▶ **TASK STATEMENT**
Pull every line with the word "Livengood" out of the entries below.
## Begin RECORDS SUPPLIED
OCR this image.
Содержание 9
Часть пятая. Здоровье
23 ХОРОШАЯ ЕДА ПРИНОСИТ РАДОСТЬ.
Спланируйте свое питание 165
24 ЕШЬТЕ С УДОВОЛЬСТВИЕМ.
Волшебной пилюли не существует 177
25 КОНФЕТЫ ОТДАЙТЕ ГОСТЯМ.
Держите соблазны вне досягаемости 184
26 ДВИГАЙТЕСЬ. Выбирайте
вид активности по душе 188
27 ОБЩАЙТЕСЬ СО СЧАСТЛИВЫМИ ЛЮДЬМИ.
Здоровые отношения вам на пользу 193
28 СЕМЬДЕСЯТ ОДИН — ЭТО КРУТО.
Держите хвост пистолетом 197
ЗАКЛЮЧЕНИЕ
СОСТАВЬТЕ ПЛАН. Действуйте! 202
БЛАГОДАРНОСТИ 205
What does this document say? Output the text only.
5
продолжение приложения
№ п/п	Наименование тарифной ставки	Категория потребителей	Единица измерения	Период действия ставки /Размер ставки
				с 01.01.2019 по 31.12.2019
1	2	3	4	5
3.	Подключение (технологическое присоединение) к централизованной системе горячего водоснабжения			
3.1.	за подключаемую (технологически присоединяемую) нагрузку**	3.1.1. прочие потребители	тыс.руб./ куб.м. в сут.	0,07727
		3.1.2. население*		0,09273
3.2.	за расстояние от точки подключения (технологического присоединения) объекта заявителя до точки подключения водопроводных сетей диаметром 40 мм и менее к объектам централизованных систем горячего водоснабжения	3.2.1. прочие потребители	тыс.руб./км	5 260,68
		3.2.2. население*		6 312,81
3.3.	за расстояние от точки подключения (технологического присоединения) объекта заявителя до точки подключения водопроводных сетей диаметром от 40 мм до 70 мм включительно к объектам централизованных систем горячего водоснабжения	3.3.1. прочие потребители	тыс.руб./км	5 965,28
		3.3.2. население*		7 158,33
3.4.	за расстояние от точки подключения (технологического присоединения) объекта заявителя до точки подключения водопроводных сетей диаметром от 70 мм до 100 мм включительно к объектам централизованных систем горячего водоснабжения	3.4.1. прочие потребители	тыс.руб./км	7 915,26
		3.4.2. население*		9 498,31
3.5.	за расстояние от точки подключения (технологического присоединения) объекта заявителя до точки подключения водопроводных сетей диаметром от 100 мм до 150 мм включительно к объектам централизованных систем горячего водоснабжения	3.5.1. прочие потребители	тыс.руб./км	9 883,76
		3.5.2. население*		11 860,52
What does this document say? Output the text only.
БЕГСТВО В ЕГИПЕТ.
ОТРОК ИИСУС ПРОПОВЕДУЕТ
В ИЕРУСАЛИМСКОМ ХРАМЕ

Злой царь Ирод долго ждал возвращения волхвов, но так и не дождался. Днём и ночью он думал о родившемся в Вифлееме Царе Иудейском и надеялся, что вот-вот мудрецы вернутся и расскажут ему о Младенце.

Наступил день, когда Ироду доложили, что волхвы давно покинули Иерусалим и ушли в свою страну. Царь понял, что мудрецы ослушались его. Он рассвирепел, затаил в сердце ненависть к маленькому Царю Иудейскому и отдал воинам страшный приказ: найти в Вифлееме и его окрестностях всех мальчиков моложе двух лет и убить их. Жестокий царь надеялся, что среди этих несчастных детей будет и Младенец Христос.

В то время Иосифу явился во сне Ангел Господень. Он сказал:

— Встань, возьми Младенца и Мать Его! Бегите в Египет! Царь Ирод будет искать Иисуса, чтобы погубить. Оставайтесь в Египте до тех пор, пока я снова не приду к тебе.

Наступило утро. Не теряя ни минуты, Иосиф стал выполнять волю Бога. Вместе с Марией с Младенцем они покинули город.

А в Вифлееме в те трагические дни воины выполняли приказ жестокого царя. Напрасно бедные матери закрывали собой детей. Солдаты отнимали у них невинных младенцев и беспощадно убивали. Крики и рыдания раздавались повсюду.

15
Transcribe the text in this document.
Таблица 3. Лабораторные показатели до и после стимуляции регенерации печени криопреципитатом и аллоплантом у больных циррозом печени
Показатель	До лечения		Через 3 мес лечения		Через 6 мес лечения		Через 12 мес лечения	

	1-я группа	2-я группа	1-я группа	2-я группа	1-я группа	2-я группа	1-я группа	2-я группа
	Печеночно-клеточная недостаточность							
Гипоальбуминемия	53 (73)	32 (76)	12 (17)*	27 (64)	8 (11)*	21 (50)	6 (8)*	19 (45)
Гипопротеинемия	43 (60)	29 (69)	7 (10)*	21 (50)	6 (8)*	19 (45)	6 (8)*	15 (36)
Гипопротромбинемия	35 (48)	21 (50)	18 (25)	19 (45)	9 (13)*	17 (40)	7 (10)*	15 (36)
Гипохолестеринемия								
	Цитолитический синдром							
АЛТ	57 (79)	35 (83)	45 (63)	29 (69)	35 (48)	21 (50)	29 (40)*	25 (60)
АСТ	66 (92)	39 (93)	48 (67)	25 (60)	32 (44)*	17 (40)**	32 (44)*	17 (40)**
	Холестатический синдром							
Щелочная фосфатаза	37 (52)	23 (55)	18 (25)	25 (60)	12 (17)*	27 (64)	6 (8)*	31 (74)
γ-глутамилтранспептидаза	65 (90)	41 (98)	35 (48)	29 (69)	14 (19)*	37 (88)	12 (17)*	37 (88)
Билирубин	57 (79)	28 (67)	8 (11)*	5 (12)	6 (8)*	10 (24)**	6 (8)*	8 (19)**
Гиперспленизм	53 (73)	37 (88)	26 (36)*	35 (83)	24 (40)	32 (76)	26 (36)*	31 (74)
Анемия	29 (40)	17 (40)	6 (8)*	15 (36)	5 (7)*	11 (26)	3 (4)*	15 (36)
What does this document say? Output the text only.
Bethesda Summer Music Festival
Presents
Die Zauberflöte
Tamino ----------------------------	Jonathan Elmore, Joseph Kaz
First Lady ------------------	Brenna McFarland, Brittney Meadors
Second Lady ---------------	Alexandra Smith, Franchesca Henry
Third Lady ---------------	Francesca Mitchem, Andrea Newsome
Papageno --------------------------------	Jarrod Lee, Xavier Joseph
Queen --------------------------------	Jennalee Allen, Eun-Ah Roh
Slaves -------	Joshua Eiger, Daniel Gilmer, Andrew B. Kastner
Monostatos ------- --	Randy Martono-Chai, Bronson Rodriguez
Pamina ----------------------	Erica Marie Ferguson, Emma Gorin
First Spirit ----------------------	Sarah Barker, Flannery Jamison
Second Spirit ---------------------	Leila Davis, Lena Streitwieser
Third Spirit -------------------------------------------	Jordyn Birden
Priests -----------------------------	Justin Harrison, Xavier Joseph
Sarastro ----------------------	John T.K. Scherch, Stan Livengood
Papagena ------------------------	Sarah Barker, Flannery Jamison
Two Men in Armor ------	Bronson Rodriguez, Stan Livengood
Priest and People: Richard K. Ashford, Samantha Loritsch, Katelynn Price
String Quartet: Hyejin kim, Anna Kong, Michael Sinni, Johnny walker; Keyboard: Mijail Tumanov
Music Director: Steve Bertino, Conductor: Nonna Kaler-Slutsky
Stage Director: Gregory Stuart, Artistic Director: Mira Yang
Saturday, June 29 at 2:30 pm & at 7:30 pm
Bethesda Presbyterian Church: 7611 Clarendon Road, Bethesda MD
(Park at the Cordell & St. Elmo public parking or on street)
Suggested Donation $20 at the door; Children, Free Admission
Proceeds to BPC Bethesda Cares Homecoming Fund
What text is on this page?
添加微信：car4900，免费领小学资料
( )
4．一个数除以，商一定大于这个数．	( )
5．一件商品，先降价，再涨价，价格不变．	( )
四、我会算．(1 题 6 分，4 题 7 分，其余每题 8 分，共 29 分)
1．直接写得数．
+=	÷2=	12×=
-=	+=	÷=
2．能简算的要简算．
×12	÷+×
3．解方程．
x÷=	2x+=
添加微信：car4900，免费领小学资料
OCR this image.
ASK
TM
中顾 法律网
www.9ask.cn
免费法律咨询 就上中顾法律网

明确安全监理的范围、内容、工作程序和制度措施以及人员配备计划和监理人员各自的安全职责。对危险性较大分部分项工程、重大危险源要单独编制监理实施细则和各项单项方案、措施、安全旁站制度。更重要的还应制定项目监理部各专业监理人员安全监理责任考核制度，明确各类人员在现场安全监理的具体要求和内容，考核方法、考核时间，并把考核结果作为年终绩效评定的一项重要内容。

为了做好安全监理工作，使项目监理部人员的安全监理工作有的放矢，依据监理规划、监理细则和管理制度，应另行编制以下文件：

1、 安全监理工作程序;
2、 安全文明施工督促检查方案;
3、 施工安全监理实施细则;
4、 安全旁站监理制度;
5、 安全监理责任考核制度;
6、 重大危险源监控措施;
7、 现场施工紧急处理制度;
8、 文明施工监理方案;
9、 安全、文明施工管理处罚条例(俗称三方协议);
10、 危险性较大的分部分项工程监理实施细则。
## End RECORDS SUPPLIED
▶ **TASK SOLUTION**
Sarastro ----------------------	John T.K. Scherch, Stan Livengood
Two Men in Armor ------	Bronson Rodriguez, Stan Livengood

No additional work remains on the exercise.